## Task description
The entries below should be given again exactly, minus their pictures.

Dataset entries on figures
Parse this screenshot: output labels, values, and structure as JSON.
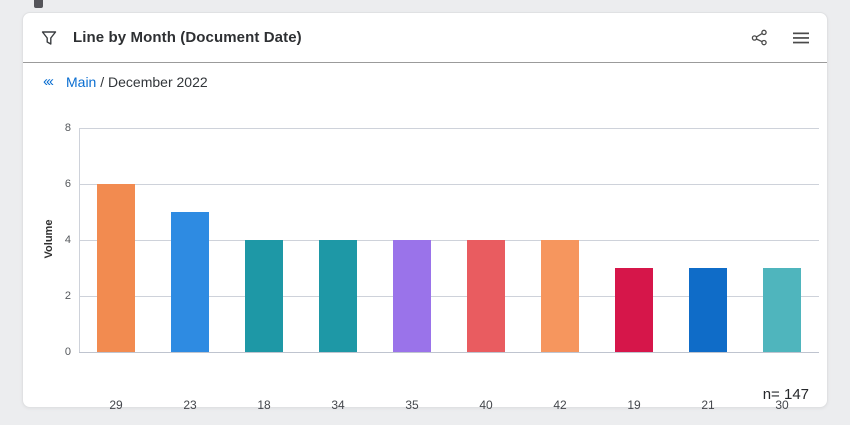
{
  "widget": {
    "title": "Line by Month (Document Date)",
    "breadcrumb": {
      "collapse_glyph": "‹‹‹",
      "root": "Main",
      "separator": " / ",
      "current": "December 2022"
    },
    "footnote": "n= 147"
  },
  "colors": {
    "link_blue": "#0a6ed1",
    "title_text": "#2e3033",
    "gridline": "#ced2da",
    "card_bg": "#ffffff",
    "page_bg": "#ecedef"
  },
  "chart_data": {
    "type": "bar",
    "title": "Line by Month (Document Date)",
    "subtitle": "Main / December 2022",
    "categories": [
      "29",
      "23",
      "18",
      "34",
      "35",
      "40",
      "42",
      "19",
      "21",
      "30"
    ],
    "values": [
      6,
      5,
      4,
      4,
      4,
      4,
      4,
      3,
      3,
      3
    ],
    "bar_colors": [
      "#F28B50",
      "#2E8BE2",
      "#1E98A6",
      "#1E98A6",
      "#9A73EA",
      "#E95C60",
      "#F6965E",
      "#D6164A",
      "#0F6CC8",
      "#4FB5BD"
    ],
    "xlabel": "",
    "ylabel": "Volume",
    "yticks": [
      0,
      2,
      4,
      6,
      8
    ],
    "ylim": [
      0,
      8
    ],
    "grid": true,
    "legend": false,
    "annotation": "n= 147"
  }
}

## Finished task
Parse this screenshot: output labels, values, and structure as JSON.
{
  "widget": {
    "title": "Line by Month (Document Date)",
    "breadcrumb": {
      "collapse_glyph": "‹‹‹",
      "root": "Main",
      "separator": " / ",
      "current": "December 2022"
    },
    "footnote": "n= 147"
  },
  "colors": {
    "link_blue": "#0a6ed1",
    "title_text": "#2e3033",
    "gridline": "#ced2da",
    "card_bg": "#ffffff",
    "page_bg": "#ecedef"
  },
  "chart_data": {
    "type": "bar",
    "title": "Line by Month (Document Date)",
    "subtitle": "Main / December 2022",
    "categories": [
      "29",
      "23",
      "18",
      "34",
      "35",
      "40",
      "42",
      "19",
      "21",
      "30"
    ],
    "values": [
      6,
      5,
      4,
      4,
      4,
      4,
      4,
      3,
      3,
      3
    ],
    "bar_colors": [
      "#F28B50",
      "#2E8BE2",
      "#1E98A6",
      "#1E98A6",
      "#9A73EA",
      "#E95C60",
      "#F6965E",
      "#D6164A",
      "#0F6CC8",
      "#4FB5BD"
    ],
    "xlabel": "",
    "ylabel": "Volume",
    "yticks": [
      0,
      2,
      4,
      6,
      8
    ],
    "ylim": [
      0,
      8
    ],
    "grid": true,
    "legend": false,
    "annotation": "n= 147"
  }
}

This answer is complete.